--- LISTING ---
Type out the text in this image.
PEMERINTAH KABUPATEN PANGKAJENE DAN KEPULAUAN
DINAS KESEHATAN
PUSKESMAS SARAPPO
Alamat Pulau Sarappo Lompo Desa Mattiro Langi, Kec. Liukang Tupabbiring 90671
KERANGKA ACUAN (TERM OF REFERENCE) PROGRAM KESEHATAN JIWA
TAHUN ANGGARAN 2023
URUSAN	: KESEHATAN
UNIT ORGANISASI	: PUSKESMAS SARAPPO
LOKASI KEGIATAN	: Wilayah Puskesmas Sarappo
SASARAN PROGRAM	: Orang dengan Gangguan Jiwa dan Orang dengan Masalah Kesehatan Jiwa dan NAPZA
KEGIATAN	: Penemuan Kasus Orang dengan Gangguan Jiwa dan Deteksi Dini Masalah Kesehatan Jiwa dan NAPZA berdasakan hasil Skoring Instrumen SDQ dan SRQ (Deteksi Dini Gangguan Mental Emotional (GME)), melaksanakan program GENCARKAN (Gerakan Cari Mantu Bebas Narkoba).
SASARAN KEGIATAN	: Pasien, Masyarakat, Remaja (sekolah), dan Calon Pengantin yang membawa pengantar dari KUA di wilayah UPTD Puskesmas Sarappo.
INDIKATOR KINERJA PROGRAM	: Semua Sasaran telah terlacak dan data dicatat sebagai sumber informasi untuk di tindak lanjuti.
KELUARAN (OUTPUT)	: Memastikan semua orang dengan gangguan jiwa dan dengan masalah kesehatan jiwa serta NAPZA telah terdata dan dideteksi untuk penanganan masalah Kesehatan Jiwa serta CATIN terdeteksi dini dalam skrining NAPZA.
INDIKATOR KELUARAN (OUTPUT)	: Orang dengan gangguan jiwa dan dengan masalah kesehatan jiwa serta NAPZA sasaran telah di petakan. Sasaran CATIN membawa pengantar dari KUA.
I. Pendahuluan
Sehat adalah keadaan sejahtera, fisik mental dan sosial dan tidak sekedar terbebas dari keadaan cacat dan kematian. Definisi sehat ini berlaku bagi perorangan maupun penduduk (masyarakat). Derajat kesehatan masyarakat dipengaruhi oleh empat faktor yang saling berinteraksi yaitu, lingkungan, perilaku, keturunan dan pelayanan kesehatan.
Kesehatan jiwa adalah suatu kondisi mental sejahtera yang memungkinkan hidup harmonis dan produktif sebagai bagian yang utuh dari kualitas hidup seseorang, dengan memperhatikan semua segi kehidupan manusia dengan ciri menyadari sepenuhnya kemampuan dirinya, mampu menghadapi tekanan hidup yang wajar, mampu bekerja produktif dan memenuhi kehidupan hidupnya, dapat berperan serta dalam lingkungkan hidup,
---
▶ **EXERCISE AIM**: List every line above that holds the word "KEGIATAN".

▶ **OUTPUT OF THE TASK**:
LOKASI KEGIATAN	: Wilayah Puskesmas Sarappo
KEGIATAN	: Penemuan Kasus Orang dengan Gangguan Jiwa dan Deteksi Dini Masalah Kesehatan Jiwa dan NAPZA berdasakan hasil Skoring Instrumen SDQ dan SRQ (Deteksi Dini Gangguan Mental Emotional (GME)), melaksanakan program GENCARKAN (Gerakan Cari Mantu Bebas Narkoba).
SASARAN KEGIATAN	: Pasien, Masyarakat, Remaja (sekolah), dan Calon Pengantin yang membawa pengantar dari KUA di wilayah UPTD Puskesmas Sarappo.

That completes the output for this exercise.